══ Records for this exercise
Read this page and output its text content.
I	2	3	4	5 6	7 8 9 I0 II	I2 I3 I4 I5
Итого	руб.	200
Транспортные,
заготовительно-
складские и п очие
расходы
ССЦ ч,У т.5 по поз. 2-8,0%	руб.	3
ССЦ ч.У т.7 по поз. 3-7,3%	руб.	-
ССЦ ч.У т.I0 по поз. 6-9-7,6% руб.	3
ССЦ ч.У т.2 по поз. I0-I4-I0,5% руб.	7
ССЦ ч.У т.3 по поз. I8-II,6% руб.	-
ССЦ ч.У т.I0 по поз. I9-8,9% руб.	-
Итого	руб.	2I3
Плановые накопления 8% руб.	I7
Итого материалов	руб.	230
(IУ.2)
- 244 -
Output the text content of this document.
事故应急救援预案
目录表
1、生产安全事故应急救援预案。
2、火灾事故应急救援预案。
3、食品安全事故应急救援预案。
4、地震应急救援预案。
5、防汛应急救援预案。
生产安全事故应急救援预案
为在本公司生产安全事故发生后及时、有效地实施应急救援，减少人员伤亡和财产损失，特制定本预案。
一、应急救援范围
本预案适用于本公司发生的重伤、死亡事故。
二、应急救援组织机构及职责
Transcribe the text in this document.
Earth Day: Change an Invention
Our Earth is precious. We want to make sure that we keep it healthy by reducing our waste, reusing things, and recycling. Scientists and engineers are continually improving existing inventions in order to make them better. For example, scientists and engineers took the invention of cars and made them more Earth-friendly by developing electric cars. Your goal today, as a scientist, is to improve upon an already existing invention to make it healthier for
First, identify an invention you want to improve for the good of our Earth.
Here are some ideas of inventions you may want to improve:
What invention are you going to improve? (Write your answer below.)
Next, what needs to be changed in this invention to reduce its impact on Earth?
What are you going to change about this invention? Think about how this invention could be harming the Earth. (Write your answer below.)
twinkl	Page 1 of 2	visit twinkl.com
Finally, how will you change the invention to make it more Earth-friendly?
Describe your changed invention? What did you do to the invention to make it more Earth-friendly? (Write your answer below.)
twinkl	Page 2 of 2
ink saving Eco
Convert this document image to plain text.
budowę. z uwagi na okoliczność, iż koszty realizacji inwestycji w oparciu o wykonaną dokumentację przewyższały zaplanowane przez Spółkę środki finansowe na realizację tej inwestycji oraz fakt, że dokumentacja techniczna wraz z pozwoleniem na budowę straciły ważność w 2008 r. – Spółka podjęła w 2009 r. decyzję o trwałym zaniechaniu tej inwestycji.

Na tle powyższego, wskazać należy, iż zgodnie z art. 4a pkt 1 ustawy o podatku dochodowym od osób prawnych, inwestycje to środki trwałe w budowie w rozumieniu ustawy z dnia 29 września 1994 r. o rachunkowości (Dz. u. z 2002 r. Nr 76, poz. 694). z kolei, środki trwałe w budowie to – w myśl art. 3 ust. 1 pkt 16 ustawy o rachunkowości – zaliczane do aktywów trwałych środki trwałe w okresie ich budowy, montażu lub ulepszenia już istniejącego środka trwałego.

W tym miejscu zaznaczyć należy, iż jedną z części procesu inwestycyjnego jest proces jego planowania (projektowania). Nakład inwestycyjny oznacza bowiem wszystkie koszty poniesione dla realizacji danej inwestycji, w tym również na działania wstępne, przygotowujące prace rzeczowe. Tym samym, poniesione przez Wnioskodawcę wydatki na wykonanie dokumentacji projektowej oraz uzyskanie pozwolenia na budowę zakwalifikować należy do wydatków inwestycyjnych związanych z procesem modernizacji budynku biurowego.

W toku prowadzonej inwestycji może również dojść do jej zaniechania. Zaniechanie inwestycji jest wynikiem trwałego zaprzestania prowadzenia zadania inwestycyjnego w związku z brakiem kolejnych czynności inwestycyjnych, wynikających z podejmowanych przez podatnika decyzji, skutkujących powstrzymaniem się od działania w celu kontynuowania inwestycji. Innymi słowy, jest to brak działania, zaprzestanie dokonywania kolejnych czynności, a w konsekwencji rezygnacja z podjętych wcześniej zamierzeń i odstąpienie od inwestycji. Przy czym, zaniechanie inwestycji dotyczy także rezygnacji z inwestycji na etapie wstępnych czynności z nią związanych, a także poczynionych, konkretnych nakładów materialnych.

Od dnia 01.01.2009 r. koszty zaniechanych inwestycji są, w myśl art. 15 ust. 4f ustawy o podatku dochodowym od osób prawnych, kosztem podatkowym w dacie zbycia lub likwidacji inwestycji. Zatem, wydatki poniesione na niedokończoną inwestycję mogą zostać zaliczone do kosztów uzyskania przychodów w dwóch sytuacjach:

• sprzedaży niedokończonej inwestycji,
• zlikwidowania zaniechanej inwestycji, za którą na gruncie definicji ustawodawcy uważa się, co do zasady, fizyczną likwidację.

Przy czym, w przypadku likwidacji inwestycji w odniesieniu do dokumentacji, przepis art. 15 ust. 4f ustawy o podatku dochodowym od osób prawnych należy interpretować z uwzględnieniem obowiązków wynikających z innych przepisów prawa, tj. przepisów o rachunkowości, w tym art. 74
════
▶ **The task**: List the lines of the entries that include "improve".

▶ **Exercise answer**:
Our Earth is precious. We want to make sure that we keep it healthy by reducing our waste, reusing things, and recycling. Scientists and engineers are continually improving existing inventions in order to make them better. For example, scientists and engineers took the invention of cars and made them more Earth-friendly by developing electric cars. Your goal today, as a scientist, is to improve upon an already existing invention to make it healthier for
First, identify an invention you want to improve for the good of our Earth.
Here are some ideas of inventions you may want to improve:
What invention are you going to improve? (Write your answer below.)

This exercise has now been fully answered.